> _WORK REQUIRED_
Please count the lines below that contain the word "detected", and reply with that number alone.

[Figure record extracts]

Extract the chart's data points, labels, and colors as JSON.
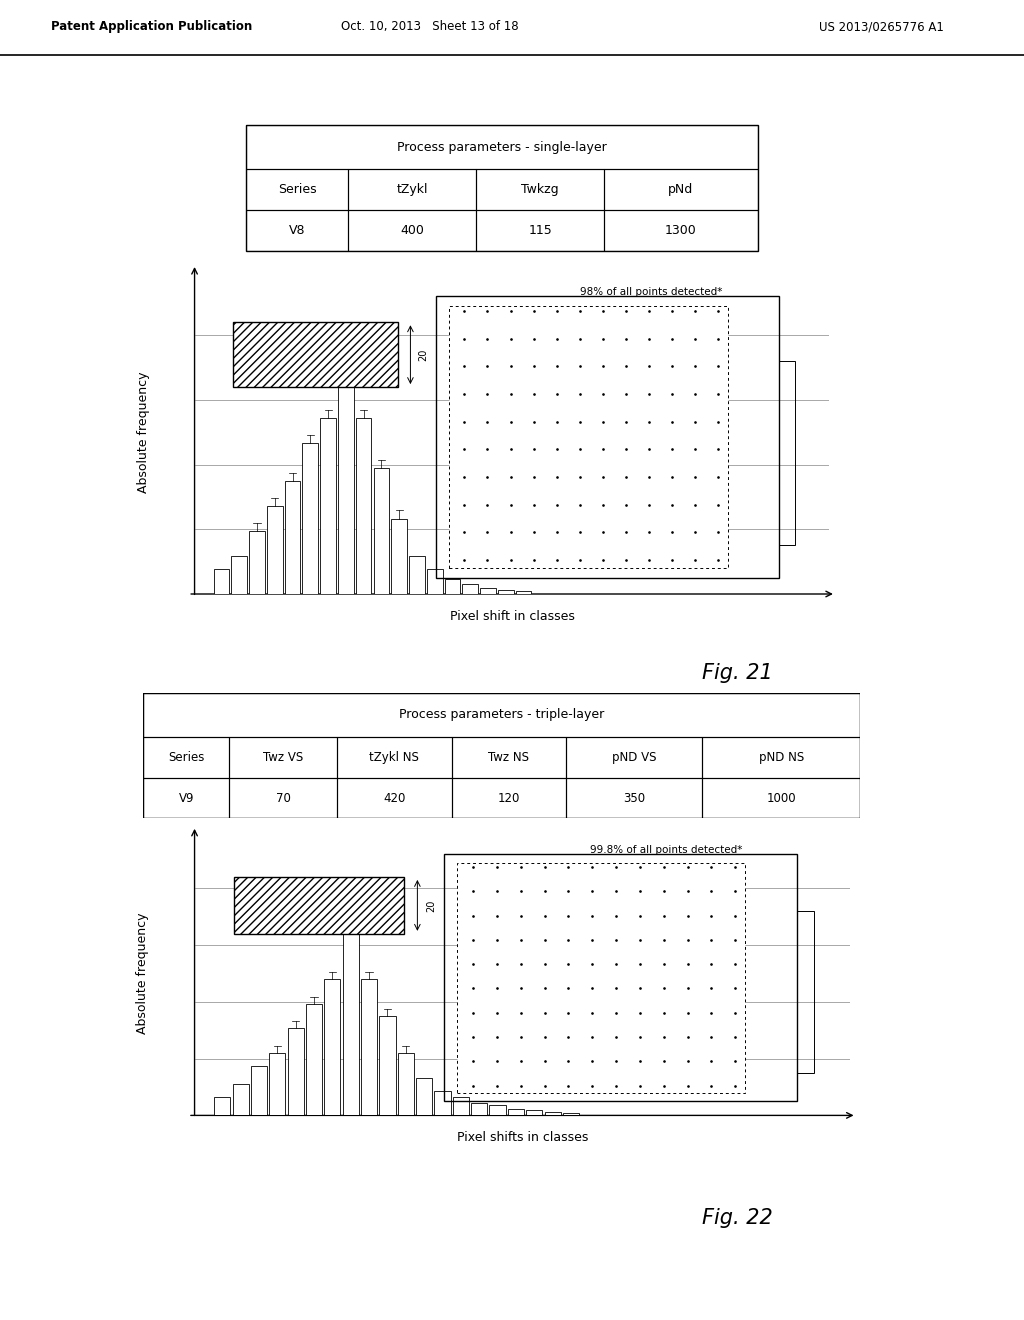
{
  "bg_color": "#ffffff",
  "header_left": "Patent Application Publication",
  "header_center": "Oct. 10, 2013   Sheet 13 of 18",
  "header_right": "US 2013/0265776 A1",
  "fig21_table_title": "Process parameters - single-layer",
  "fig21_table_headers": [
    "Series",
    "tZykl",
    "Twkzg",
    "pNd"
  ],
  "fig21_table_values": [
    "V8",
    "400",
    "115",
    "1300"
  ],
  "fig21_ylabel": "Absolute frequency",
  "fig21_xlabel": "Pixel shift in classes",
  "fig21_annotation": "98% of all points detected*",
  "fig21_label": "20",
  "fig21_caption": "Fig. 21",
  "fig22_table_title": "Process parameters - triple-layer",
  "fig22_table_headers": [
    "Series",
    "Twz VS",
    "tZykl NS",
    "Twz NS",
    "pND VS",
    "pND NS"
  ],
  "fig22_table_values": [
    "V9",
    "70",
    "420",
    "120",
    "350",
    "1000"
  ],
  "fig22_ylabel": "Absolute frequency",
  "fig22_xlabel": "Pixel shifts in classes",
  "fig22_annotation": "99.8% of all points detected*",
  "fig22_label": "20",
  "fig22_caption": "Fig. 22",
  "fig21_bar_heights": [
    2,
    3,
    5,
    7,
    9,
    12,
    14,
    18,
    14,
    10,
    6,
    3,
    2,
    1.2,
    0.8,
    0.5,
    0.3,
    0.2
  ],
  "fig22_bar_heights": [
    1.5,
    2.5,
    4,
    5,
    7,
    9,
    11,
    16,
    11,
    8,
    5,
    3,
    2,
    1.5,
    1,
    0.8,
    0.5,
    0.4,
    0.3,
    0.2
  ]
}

> _CORRECT RESPONSE_
2